Input data:
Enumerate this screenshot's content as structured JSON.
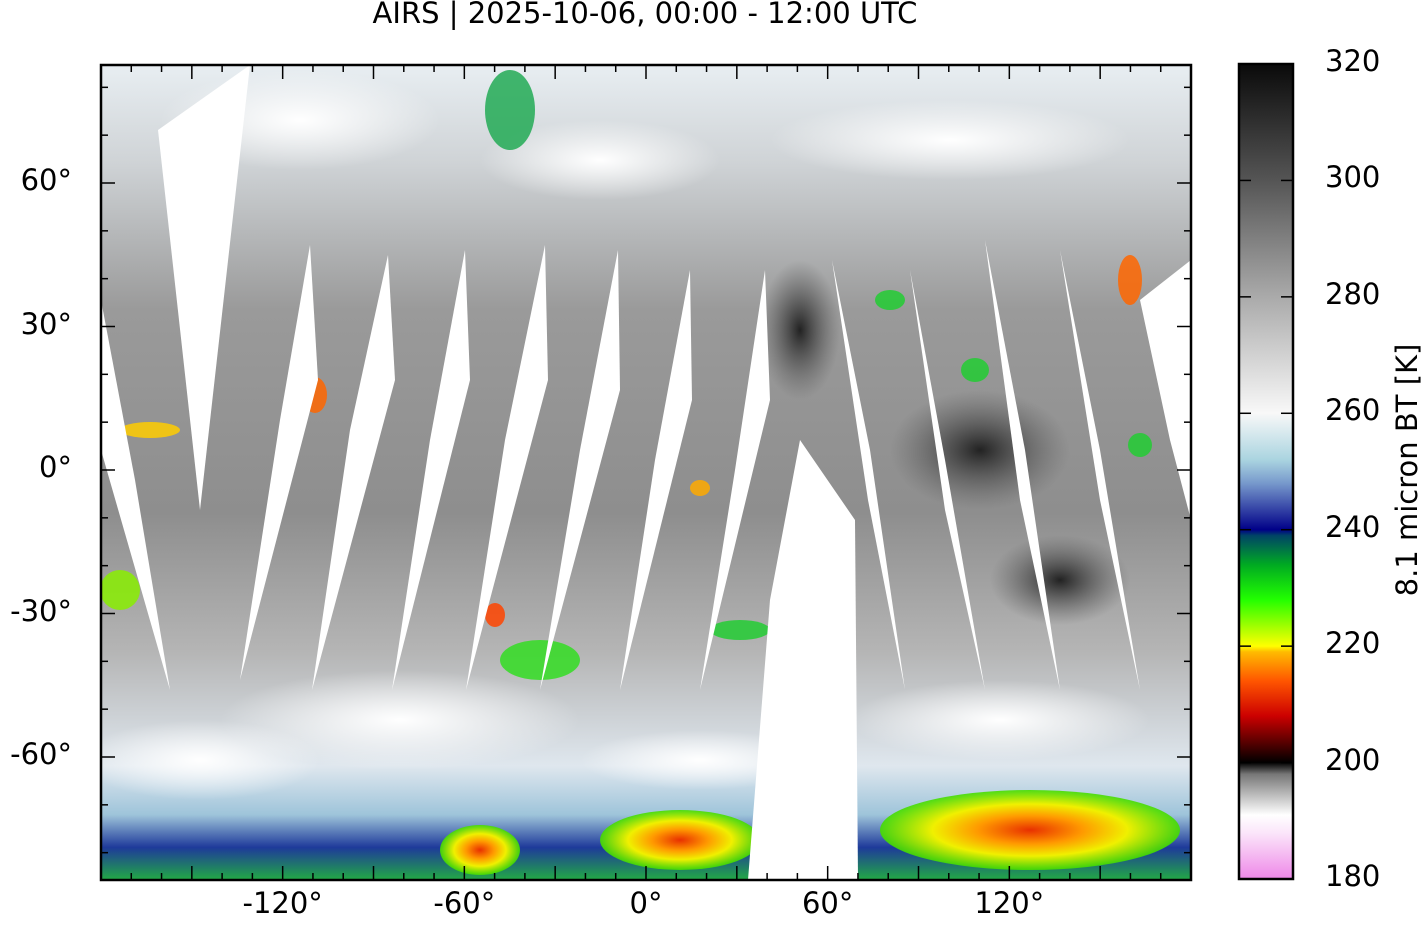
{
  "title": "AIRS | 2025-10-06, 00:00 - 12:00 UTC",
  "map": {
    "projection": "equirectangular",
    "lon_range": [
      -180,
      180
    ],
    "lat_range": [
      -85,
      85
    ],
    "x_ticks": [
      {
        "value": -120,
        "label": "-120°"
      },
      {
        "value": -60,
        "label": "-60°"
      },
      {
        "value": 0,
        "label": "0°"
      },
      {
        "value": 60,
        "label": "60°"
      },
      {
        "value": 120,
        "label": "120°"
      }
    ],
    "y_ticks": [
      {
        "value": 60,
        "label": "60°"
      },
      {
        "value": 30,
        "label": "30°"
      },
      {
        "value": 0,
        "label": "0°"
      },
      {
        "value": -30,
        "label": "-30°"
      },
      {
        "value": -60,
        "label": "-60°"
      }
    ],
    "coastlines": true,
    "data_gaps": "white orbit swath gaps"
  },
  "colorbar": {
    "label": "8.1 micron BT [K]",
    "range": [
      180,
      320
    ],
    "ticks": [
      {
        "value": 320,
        "label": "320"
      },
      {
        "value": 300,
        "label": "300"
      },
      {
        "value": 280,
        "label": "280"
      },
      {
        "value": 260,
        "label": "260"
      },
      {
        "value": 240,
        "label": "240"
      },
      {
        "value": 220,
        "label": "220"
      },
      {
        "value": 200,
        "label": "200"
      },
      {
        "value": 180,
        "label": "180"
      }
    ],
    "colors": [
      {
        "value": 180,
        "color": "#ee88e8"
      },
      {
        "value": 188,
        "color": "#fbe6fa"
      },
      {
        "value": 191,
        "color": "#ffffff"
      },
      {
        "value": 198,
        "color": "#777777"
      },
      {
        "value": 200,
        "color": "#000000"
      },
      {
        "value": 208,
        "color": "#cc0000"
      },
      {
        "value": 214,
        "color": "#ff5500"
      },
      {
        "value": 219,
        "color": "#ffbb00"
      },
      {
        "value": 220,
        "color": "#ffff00"
      },
      {
        "value": 228,
        "color": "#22ff00"
      },
      {
        "value": 234,
        "color": "#00aa22"
      },
      {
        "value": 239,
        "color": "#004466"
      },
      {
        "value": 240,
        "color": "#000088"
      },
      {
        "value": 248,
        "color": "#7799cc"
      },
      {
        "value": 252,
        "color": "#aad4e0"
      },
      {
        "value": 260,
        "color": "#f8f8f8"
      },
      {
        "value": 280,
        "color": "#aaaaaa"
      },
      {
        "value": 300,
        "color": "#555555"
      },
      {
        "value": 320,
        "color": "#0a0a0a"
      }
    ]
  }
}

The exercise: Go through the listing above and quote it exactly, apart from its images.

Solution below:
Enumerate this screenshot's content as structured JSON.
{
  "title": "AIRS | 2025-10-06, 00:00 - 12:00 UTC",
  "map": {
    "projection": "equirectangular",
    "lon_range": [
      -180,
      180
    ],
    "lat_range": [
      -85,
      85
    ],
    "x_ticks": [
      {
        "value": -120,
        "label": "-120°"
      },
      {
        "value": -60,
        "label": "-60°"
      },
      {
        "value": 0,
        "label": "0°"
      },
      {
        "value": 60,
        "label": "60°"
      },
      {
        "value": 120,
        "label": "120°"
      }
    ],
    "y_ticks": [
      {
        "value": 60,
        "label": "60°"
      },
      {
        "value": 30,
        "label": "30°"
      },
      {
        "value": 0,
        "label": "0°"
      },
      {
        "value": -30,
        "label": "-30°"
      },
      {
        "value": -60,
        "label": "-60°"
      }
    ],
    "coastlines": true,
    "data_gaps": "white orbit swath gaps"
  },
  "colorbar": {
    "label": "8.1 micron BT [K]",
    "range": [
      180,
      320
    ],
    "ticks": [
      {
        "value": 320,
        "label": "320"
      },
      {
        "value": 300,
        "label": "300"
      },
      {
        "value": 280,
        "label": "280"
      },
      {
        "value": 260,
        "label": "260"
      },
      {
        "value": 240,
        "label": "240"
      },
      {
        "value": 220,
        "label": "220"
      },
      {
        "value": 200,
        "label": "200"
      },
      {
        "value": 180,
        "label": "180"
      }
    ],
    "colors": [
      {
        "value": 180,
        "color": "#ee88e8"
      },
      {
        "value": 188,
        "color": "#fbe6fa"
      },
      {
        "value": 191,
        "color": "#ffffff"
      },
      {
        "value": 198,
        "color": "#777777"
      },
      {
        "value": 200,
        "color": "#000000"
      },
      {
        "value": 208,
        "color": "#cc0000"
      },
      {
        "value": 214,
        "color": "#ff5500"
      },
      {
        "value": 219,
        "color": "#ffbb00"
      },
      {
        "value": 220,
        "color": "#ffff00"
      },
      {
        "value": 228,
        "color": "#22ff00"
      },
      {
        "value": 234,
        "color": "#00aa22"
      },
      {
        "value": 239,
        "color": "#004466"
      },
      {
        "value": 240,
        "color": "#000088"
      },
      {
        "value": 248,
        "color": "#7799cc"
      },
      {
        "value": 252,
        "color": "#aad4e0"
      },
      {
        "value": 260,
        "color": "#f8f8f8"
      },
      {
        "value": 280,
        "color": "#aaaaaa"
      },
      {
        "value": 300,
        "color": "#555555"
      },
      {
        "value": 320,
        "color": "#0a0a0a"
      }
    ]
  }
}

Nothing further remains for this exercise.